Aim of the exercise
Look below for the line containing "OCR this image.". Output it and each remaining line of the entries exactly, and nothing else.

Data extract

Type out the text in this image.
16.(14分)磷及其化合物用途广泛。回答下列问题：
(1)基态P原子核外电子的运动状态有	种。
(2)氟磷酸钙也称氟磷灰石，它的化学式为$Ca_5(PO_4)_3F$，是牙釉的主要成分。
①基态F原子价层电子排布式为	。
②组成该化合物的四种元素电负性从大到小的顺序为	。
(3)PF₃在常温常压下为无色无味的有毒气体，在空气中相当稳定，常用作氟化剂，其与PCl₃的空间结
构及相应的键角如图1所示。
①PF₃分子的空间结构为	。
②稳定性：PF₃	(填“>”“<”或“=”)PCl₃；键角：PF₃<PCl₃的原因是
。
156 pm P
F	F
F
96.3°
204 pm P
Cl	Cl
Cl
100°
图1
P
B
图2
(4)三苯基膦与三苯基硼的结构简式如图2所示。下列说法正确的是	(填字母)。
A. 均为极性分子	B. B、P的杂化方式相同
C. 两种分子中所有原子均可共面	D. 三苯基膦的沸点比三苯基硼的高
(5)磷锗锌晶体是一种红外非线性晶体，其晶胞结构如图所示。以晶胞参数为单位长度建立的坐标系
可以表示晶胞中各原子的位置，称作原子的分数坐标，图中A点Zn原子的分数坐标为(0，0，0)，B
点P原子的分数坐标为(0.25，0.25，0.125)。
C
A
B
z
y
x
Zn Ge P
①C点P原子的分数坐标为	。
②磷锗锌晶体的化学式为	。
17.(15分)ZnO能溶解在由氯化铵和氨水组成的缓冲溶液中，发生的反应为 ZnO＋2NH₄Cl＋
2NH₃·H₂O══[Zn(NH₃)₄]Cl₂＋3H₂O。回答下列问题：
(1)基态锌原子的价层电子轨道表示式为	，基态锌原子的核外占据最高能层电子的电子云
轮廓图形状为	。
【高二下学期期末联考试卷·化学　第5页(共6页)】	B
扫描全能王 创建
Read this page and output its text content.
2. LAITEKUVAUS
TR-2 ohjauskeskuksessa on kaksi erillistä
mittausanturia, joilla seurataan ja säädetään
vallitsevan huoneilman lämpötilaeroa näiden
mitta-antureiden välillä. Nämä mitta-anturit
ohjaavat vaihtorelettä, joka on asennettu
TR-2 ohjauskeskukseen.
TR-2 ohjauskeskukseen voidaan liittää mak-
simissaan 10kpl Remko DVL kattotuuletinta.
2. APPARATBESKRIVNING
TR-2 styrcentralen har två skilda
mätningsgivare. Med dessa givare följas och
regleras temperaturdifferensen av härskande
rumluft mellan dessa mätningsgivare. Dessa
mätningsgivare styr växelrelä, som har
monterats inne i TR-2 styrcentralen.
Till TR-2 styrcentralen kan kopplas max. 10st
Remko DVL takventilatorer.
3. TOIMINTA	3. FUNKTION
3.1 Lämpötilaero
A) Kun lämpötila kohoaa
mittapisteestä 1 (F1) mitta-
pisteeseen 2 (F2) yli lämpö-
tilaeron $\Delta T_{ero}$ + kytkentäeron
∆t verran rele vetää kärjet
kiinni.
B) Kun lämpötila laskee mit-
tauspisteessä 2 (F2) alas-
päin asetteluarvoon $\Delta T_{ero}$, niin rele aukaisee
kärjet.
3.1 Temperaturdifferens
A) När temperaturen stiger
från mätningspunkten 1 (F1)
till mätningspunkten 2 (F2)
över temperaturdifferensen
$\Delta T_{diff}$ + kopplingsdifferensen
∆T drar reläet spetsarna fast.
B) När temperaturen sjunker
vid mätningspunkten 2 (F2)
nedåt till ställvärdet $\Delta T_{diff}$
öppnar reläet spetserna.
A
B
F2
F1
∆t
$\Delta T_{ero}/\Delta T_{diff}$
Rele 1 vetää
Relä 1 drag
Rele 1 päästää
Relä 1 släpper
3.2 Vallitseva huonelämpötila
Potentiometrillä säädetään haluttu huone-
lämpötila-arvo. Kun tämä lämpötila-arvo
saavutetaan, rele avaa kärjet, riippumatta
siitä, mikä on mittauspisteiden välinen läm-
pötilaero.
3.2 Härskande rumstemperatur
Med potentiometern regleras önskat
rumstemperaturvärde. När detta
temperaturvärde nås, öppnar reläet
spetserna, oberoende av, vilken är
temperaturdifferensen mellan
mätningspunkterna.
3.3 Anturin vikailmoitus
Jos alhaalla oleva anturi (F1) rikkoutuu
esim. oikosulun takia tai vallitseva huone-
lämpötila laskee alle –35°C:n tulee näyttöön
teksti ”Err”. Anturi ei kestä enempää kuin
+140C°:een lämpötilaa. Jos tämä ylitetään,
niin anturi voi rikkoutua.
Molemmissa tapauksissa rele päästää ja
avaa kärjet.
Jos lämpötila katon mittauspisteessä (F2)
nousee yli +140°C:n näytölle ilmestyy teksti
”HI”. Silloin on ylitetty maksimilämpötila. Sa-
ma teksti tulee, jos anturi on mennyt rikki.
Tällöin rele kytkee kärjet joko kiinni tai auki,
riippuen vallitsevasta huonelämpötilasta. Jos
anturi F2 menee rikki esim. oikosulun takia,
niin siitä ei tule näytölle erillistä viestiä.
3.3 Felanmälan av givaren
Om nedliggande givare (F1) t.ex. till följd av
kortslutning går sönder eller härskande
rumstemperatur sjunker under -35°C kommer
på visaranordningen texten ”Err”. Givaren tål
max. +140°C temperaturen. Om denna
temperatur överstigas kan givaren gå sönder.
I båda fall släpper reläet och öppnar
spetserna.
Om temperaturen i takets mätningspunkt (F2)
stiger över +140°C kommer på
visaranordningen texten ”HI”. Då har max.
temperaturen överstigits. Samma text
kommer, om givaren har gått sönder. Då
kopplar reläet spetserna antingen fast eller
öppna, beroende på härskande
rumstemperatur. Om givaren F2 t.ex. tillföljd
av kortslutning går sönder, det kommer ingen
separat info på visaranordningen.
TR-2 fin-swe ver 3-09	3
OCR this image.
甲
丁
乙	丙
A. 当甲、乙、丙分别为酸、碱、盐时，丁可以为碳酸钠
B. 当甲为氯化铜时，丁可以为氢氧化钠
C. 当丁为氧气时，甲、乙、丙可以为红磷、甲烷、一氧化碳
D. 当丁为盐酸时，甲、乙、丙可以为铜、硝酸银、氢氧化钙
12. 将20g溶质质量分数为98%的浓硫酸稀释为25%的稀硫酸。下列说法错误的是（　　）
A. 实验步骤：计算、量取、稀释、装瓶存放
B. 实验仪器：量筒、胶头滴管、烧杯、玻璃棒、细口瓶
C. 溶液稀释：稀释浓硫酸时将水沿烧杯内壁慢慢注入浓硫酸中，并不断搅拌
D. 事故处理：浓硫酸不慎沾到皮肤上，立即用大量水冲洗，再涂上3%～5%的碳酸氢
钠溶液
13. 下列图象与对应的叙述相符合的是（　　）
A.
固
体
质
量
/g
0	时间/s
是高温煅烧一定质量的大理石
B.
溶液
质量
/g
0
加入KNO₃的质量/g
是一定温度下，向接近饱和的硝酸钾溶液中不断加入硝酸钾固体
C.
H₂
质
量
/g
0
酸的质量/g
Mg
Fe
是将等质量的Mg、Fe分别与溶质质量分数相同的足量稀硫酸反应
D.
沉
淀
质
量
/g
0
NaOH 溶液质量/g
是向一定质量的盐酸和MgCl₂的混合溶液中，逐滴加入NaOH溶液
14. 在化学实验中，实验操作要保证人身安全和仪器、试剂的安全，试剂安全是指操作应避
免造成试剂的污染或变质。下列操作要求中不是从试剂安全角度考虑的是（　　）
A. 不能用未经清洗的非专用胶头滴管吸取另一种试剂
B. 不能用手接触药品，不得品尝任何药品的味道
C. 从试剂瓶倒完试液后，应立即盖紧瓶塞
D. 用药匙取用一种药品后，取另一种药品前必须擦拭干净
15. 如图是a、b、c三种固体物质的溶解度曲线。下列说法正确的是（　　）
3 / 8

Exercise answer
OCR this image.
甲
丁
乙	丙
A. 当甲、乙、丙分别为酸、碱、盐时，丁可以为碳酸钠
B. 当甲为氯化铜时，丁可以为氢氧化钠
C. 当丁为氧气时，甲、乙、丙可以为红磷、甲烷、一氧化碳
D. 当丁为盐酸时，甲、乙、丙可以为铜、硝酸银、氢氧化钙
12. 将20g溶质质量分数为98%的浓硫酸稀释为25%的稀硫酸。下列说法错误的是（　　）
A. 实验步骤：计算、量取、稀释、装瓶存放
B. 实验仪器：量筒、胶头滴管、烧杯、玻璃棒、细口瓶
C. 溶液稀释：稀释浓硫酸时将水沿烧杯内壁慢慢注入浓硫酸中，并不断搅拌
D. 事故处理：浓硫酸不慎沾到皮肤上，立即用大量水冲洗，再涂上3%～5%的碳酸氢
钠溶液
13. 下列图象与对应的叙述相符合的是（　　）
A.
固
体
质
量
/g
0	时间/s
是高温煅烧一定质量的大理石
B.
溶液
质量
/g
0
加入KNO₃的质量/g
是一定温度下，向接近饱和的硝酸钾溶液中不断加入硝酸钾固体
C.
H₂
质
量
/g
0
酸的质量/g
Mg
Fe
是将等质量的Mg、Fe分别与溶质质量分数相同的足量稀硫酸反应
D.
沉
淀
质
量
/g
0
NaOH 溶液质量/g
是向一定质量的盐酸和MgCl₂的混合溶液中，逐滴加入NaOH溶液
14. 在化学实验中，实验操作要保证人身安全和仪器、试剂的安全，试剂安全是指操作应避
免造成试剂的污染或变质。下列操作要求中不是从试剂安全角度考虑的是（　　）
A. 不能用未经清洗的非专用胶头滴管吸取另一种试剂
B. 不能用手接触药品，不得品尝任何药品的味道
C. 从试剂瓶倒完试液后，应立即盖紧瓶塞
D. 用药匙取用一种药品后，取另一种药品前必须擦拭干净
15. 如图是a、b、c三种固体物质的溶解度曲线。下列说法正确的是（　　）
3 / 8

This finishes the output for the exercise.